=== SOURCE DATA ===
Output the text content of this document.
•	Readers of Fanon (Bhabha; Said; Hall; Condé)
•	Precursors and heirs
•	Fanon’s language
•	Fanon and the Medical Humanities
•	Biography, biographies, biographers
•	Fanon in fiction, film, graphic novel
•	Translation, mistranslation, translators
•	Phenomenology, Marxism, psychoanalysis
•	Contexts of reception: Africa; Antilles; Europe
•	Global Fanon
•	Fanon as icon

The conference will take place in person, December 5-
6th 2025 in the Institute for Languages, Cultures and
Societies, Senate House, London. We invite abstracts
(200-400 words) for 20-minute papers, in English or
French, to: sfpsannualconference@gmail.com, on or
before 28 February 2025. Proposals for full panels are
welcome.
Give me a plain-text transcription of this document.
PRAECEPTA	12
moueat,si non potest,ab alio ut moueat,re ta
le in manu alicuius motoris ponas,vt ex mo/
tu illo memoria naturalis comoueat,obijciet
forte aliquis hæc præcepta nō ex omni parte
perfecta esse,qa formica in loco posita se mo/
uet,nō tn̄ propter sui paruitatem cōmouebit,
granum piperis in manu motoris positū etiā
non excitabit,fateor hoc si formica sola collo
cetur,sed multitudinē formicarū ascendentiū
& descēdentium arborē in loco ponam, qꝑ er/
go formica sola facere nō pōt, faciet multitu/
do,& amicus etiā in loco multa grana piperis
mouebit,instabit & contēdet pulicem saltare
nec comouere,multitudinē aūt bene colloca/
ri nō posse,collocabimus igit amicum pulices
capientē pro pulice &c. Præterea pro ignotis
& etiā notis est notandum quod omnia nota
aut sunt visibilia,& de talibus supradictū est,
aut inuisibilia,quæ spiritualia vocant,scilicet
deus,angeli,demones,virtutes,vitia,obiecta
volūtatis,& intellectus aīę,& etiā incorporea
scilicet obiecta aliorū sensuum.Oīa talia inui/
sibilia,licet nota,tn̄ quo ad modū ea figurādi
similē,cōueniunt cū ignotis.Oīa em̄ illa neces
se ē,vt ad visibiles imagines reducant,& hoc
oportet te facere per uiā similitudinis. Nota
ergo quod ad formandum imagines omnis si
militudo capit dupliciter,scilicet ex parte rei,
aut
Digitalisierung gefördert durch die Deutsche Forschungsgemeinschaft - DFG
===
→ **TASK STATEMENT**
Determine how many lines of the listing above include the word "multitudinē", and report that number only.

→ **RIGHT ANSWER**
2